Required task: Transcribe every line exactly. Leave the pictures behind.

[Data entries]
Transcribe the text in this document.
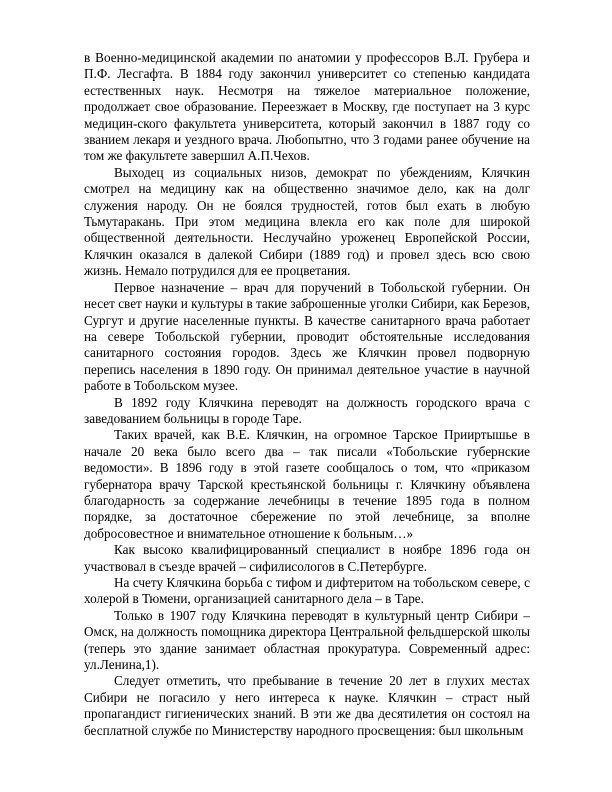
в Военно-медицинской академии по анатомии у профессоров В.Л. Грубера и П.Ф. Лесгафта. В 1884 году закончил университет со степенью кандидата естественных наук. Несмотря на тяжелое материальное положение, продолжает свое образование. Переезжает в Москву, где поступает на 3 курс медицин-ского факультета университета, который закончил в 1887 году со званием лекаря и уездного врача. Любопытно, что 3 годами ранее обучение на том же факультете завершил А.П.Чехов.

Выходец из социальных низов, демократ по убеждениям, Клячкин смотрел на медицину как на общественно значимое дело, как на долг служения народу. Он не боялся трудностей, готов был ехать в любую Тьмутаракань. При этом медицина влекла его как поле для широкой общественной деятельности. Неслучайно уроженец Европейской России, Клячкин оказался в далекой Сибири (1889 год) и провел здесь всю свою жизнь. Немало потрудился для ее процветания.

Первое назначение – врач для поручений в Тобольской губернии. Он несет свет науки и культуры в такие заброшенные уголки Сибири, как Березов, Сургут и другие населенные пункты. В качестве санитарного врача работает на севере Тобольской губернии, проводит обстоятельные исследования санитарного состояния городов. Здесь же Клячкин провел подворную перепись населения в 1890 году. Он принимал деятельное участие в научной работе в Тобольском музее.

В 1892 году Клячкина переводят на должность городского врача с заведованием больницы в городе Таре.

Таких врачей, как В.Е. Клячкин, на огромное Тарское Прииртышье в начале 20 века было всего два – так писали «Тобольские губернские ведомости». В 1896 году в этой газете сообщалось о том, что «приказом губернатора врачу Тарской крестьянской больницы г. Клячкину объявлена благодарность за содержание лечебницы в течение 1895 года в полном порядке, за достаточное сбережение по этой лечебнице, за вполне добросовестное и внимательное отношение к больным…»

Как высоко квалифицированный специалист в ноябре 1896 года он участвовал в съезде врачей – сифилисологов в С.Петербурге.

На счету Клячкина борьба с тифом и дифтеритом на тобольском севере, с холерой в Тюмени, организацией санитарного дела – в Таре.

Только в 1907 году Клячкина переводят в культурный центр Сибири – Омск, на должность помощника директора Центральной фельдшерской школы (теперь это здание занимает областная прокуратура. Современный адрес: ул.Ленина,1).

Следует отметить, что пребывание в течение 20 лет в глухих местах Сибири не погасило у него интереса к науке. Клячкин – страст ный пропагандист гигиенических знаний. В эти же два десятилетия он состоял на бесплатной службе по Министерству народного просвещения: был школьным
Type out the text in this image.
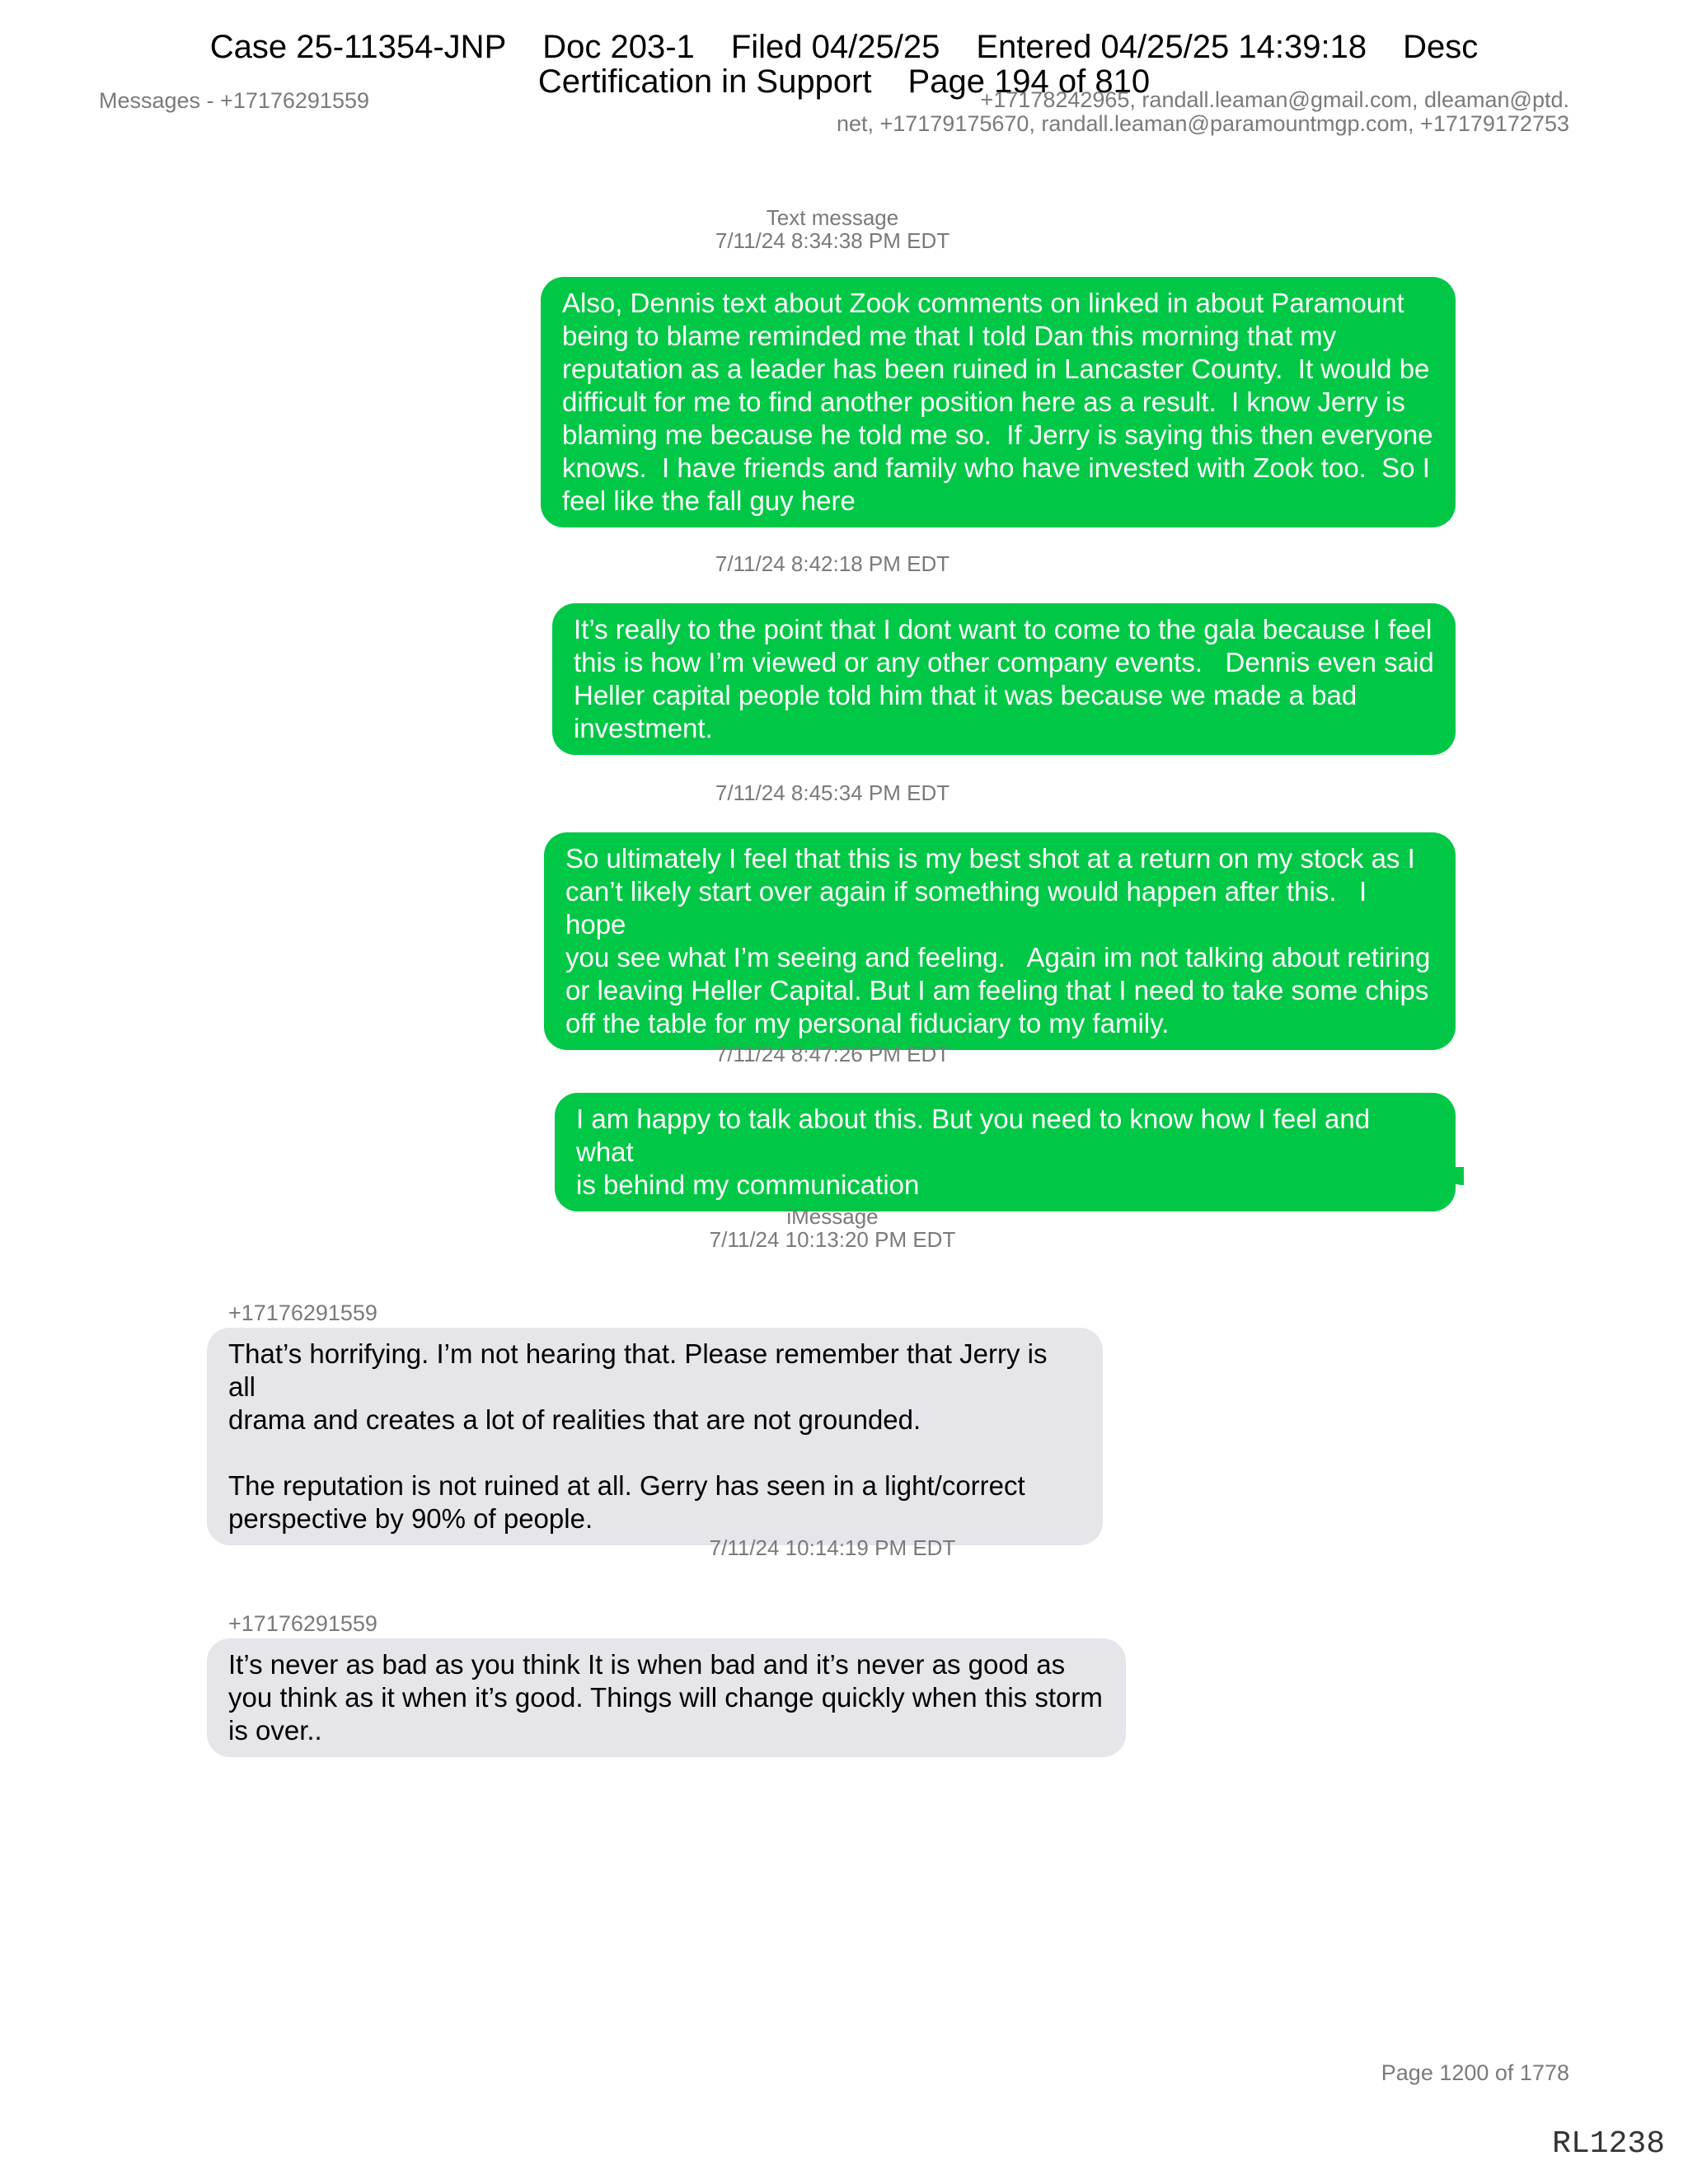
Case 25-11354-JNP Doc 203-1 Filed 04/25/25 Entered 04/25/25 14:39:18 Desc
Certification in Support Page 194 of 810
Messages - +17176291559	+17178242965, randall.leaman@gmail.com, dleaman@ptd.
net, +17179175670, randall.leaman@paramountmgp.com, +17179172753
Text message
7/11/24 8:34:38 PM EDT
Also, Dennis text about Zook comments on linked in about Paramount
being to blame reminded me that I told Dan this morning that my
reputation as a leader has been ruined in Lancaster County.  It would be
difficult for me to find another position here as a result.  I know Jerry is
blaming me because he told me so.  If Jerry is saying this then everyone
knows.  I have friends and family who have invested with Zook too.  So I
feel like the fall guy here
7/11/24 8:42:18 PM EDT
It’s really to the point that I dont want to come to the gala because I feel
this is how I’m viewed or any other company events.   Dennis even said
Heller capital people told him that it was because we made a bad
investment.
7/11/24 8:45:34 PM EDT
So ultimately I feel that this is my best shot at a return on my stock as I
can’t likely start over again if something would happen after this.   I hope
you see what I’m seeing and feeling.   Again im not talking about retiring
or leaving Heller Capital. But I am feeling that I need to take some chips
off the table for my personal fiduciary to my family.
7/11/24 8:47:26 PM EDT
I am happy to talk about this. But you need to know how I feel and what
is behind my communication
iMessage
7/11/24 10:13:20 PM EDT
+17176291559
That’s horrifying. I’m not hearing that. Please remember that Jerry is all
drama and creates a lot of realities that are not grounded.

The reputation is not ruined at all. Gerry has seen in a light/correct
perspective by 90% of people.
7/11/24 10:14:19 PM EDT
+17176291559
It’s never as bad as you think It is when bad and it’s never as good as
you think as it when it’s good. Things will change quickly when this storm
is over..
Page 1200 of 1778
RL1238
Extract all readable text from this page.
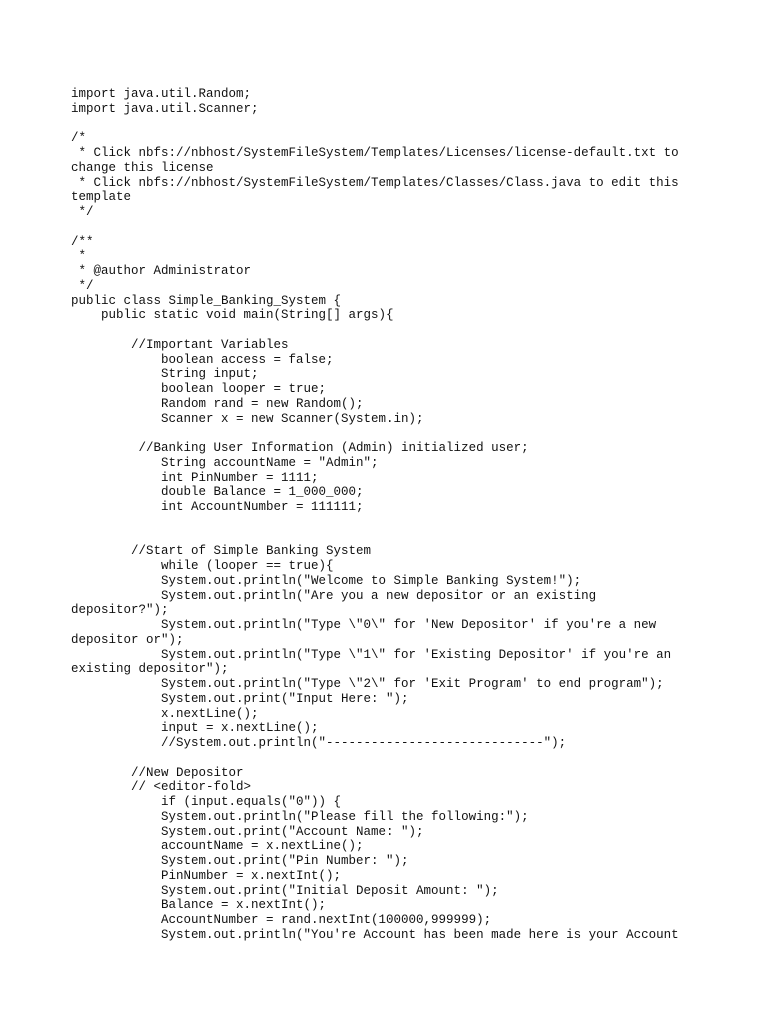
import java.util.Random;
import java.util.Scanner;
/*
* Click nbfs://nbhost/SystemFileSystem/Templates/Licenses/license-default.txt to
change this license
* Click nbfs://nbhost/SystemFileSystem/Templates/Classes/Class.java to edit this
template
*/
/**
*
* @author Administrator
*/
public class Simple_Banking_System {
public static void main(String[] args){
//Important Variables
boolean access = false;
String input;
boolean looper = true;
Random rand = new Random();
Scanner x = new Scanner(System.in);
//Banking User Information (Admin) initialized user;
String accountName = "Admin";
int PinNumber = 1111;
double Balance = 1_000_000;
int AccountNumber = 111111;
//Start of Simple Banking System
while (looper == true){
System.out.println("Welcome to Simple Banking System!");
System.out.println("Are you a new depositor or an existing
depositor?");
System.out.println("Type \"0\" for 'New Depositor' if you're a new
depositor or");
System.out.println("Type \"1\" for 'Existing Depositor' if you're an
existing depositor");
System.out.println("Type \"2\" for 'Exit Program' to end program");
System.out.print("Input Here: ");
x.nextLine();
input = x.nextLine();
//System.out.println("-----------------------------");
//New Depositor
// <editor-fold>
if (input.equals("0")) {
System.out.println("Please fill the following:");
System.out.print("Account Name: ");
accountName = x.nextLine();
System.out.print("Pin Number: ");
PinNumber = x.nextInt();
System.out.print("Initial Deposit Amount: ");
Balance = x.nextInt();
AccountNumber = rand.nextInt(100000,999999);
System.out.println("You're Account has been made here is your Account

Answer to this task:
Transcribe the text in this document.
в Военно-медицинской академии по анатомии у профессоров В.Л. Грубера и П.Ф. Лесгафта. В 1884 году закончил университет со степенью кандидата естественных наук. Несмотря на тяжелое материальное положение, продолжает свое образование. Переезжает в Москву, где поступает на 3 курс медицин-ского факультета университета, который закончил в 1887 году со званием лекаря и уездного врача. Любопытно, что 3 годами ранее обучение на том же факультете завершил А.П.Чехов.

Выходец из социальных низов, демократ по убеждениям, Клячкин смотрел на медицину как на общественно значимое дело, как на долг служения народу. Он не боялся трудностей, готов был ехать в любую Тьмутаракань. При этом медицина влекла его как поле для широкой общественной деятельности. Неслучайно уроженец Европейской России, Клячкин оказался в далекой Сибири (1889 год) и провел здесь всю свою жизнь. Немало потрудился для ее процветания.

Первое назначение – врач для поручений в Тобольской губернии. Он несет свет науки и культуры в такие заброшенные уголки Сибири, как Березов, Сургут и другие населенные пункты. В качестве санитарного врача работает на севере Тобольской губернии, проводит обстоятельные исследования санитарного состояния городов. Здесь же Клячкин провел подворную перепись населения в 1890 году. Он принимал деятельное участие в научной работе в Тобольском музее.

В 1892 году Клячкина переводят на должность городского врача с заведованием больницы в городе Таре.

Таких врачей, как В.Е. Клячкин, на огромное Тарское Прииртышье в начале 20 века было всего два – так писали «Тобольские губернские ведомости». В 1896 году в этой газете сообщалось о том, что «приказом губернатора врачу Тарской крестьянской больницы г. Клячкину объявлена благодарность за содержание лечебницы в течение 1895 года в полном порядке, за достаточное сбережение по этой лечебнице, за вполне добросовестное и внимательное отношение к больным…»

Как высоко квалифицированный специалист в ноябре 1896 года он участвовал в съезде врачей – сифилисологов в С.Петербурге.

На счету Клячкина борьба с тифом и дифтеритом на тобольском севере, с холерой в Тюмени, организацией санитарного дела – в Таре.

Только в 1907 году Клячкина переводят в культурный центр Сибири – Омск, на должность помощника директора Центральной фельдшерской школы (теперь это здание занимает областная прокуратура. Современный адрес: ул.Ленина,1).

Следует отметить, что пребывание в течение 20 лет в глухих местах Сибири не погасило у него интереса к науке. Клячкин – страст ный пропагандист гигиенических знаний. В эти же два десятилетия он состоял на бесплатной службе по Министерству народного просвещения: был школьным
Type out the text in this image.
Case 25-11354-JNP Doc 203-1 Filed 04/25/25 Entered 04/25/25 14:39:18 Desc
Certification in Support Page 194 of 810
Messages - +17176291559	+17178242965, randall.leaman@gmail.com, dleaman@ptd.
net, +17179175670, randall.leaman@paramountmgp.com, +17179172753
Text message
7/11/24 8:34:38 PM EDT
Also, Dennis text about Zook comments on linked in about Paramount
being to blame reminded me that I told Dan this morning that my
reputation as a leader has been ruined in Lancaster County.  It would be
difficult for me to find another position here as a result.  I know Jerry is
blaming me because he told me so.  If Jerry is saying this then everyone
knows.  I have friends and family who have invested with Zook too.  So I
feel like the fall guy here
7/11/24 8:42:18 PM EDT
It’s really to the point that I dont want to come to the gala because I feel
this is how I’m viewed or any other company events.   Dennis even said
Heller capital people told him that it was because we made a bad
investment.
7/11/24 8:45:34 PM EDT
So ultimately I feel that this is my best shot at a return on my stock as I
can’t likely start over again if something would happen after this.   I hope
you see what I’m seeing and feeling.   Again im not talking about retiring
or leaving Heller Capital. But I am feeling that I need to take some chips
off the table for my personal fiduciary to my family.
7/11/24 8:47:26 PM EDT
I am happy to talk about this. But you need to know how I feel and what
is behind my communication
iMessage
7/11/24 10:13:20 PM EDT
+17176291559
That’s horrifying. I’m not hearing that. Please remember that Jerry is all
drama and creates a lot of realities that are not grounded.

The reputation is not ruined at all. Gerry has seen in a light/correct
perspective by 90% of people.
7/11/24 10:14:19 PM EDT
+17176291559
It’s never as bad as you think It is when bad and it’s never as good as
you think as it when it’s good. Things will change quickly when this storm
is over..
Page 1200 of 1778
RL1238
Extract all readable text from this page.
import java.util.Random;
import java.util.Scanner;
/*
* Click nbfs://nbhost/SystemFileSystem/Templates/Licenses/license-default.txt to
change this license
* Click nbfs://nbhost/SystemFileSystem/Templates/Classes/Class.java to edit this
template
*/
/**
*
* @author Administrator
*/
public class Simple_Banking_System {
public static void main(String[] args){
//Important Variables
boolean access = false;
String input;
boolean looper = true;
Random rand = new Random();
Scanner x = new Scanner(System.in);
//Banking User Information (Admin) initialized user;
String accountName = "Admin";
int PinNumber = 1111;
double Balance = 1_000_000;
int AccountNumber = 111111;
//Start of Simple Banking System
while (looper == true){
System.out.println("Welcome to Simple Banking System!");
System.out.println("Are you a new depositor or an existing
depositor?");
System.out.println("Type \"0\" for 'New Depositor' if you're a new
depositor or");
System.out.println("Type \"1\" for 'Existing Depositor' if you're an
existing depositor");
System.out.println("Type \"2\" for 'Exit Program' to end program");
System.out.print("Input Here: ");
x.nextLine();
input = x.nextLine();
//System.out.println("-----------------------------");
//New Depositor
// <editor-fold>
if (input.equals("0")) {
System.out.println("Please fill the following:");
System.out.print("Account Name: ");
accountName = x.nextLine();
System.out.print("Pin Number: ");
PinNumber = x.nextInt();
System.out.print("Initial Deposit Amount: ");
Balance = x.nextInt();
AccountNumber = rand.nextInt(100000,999999);
System.out.println("You're Account has been made here is your Account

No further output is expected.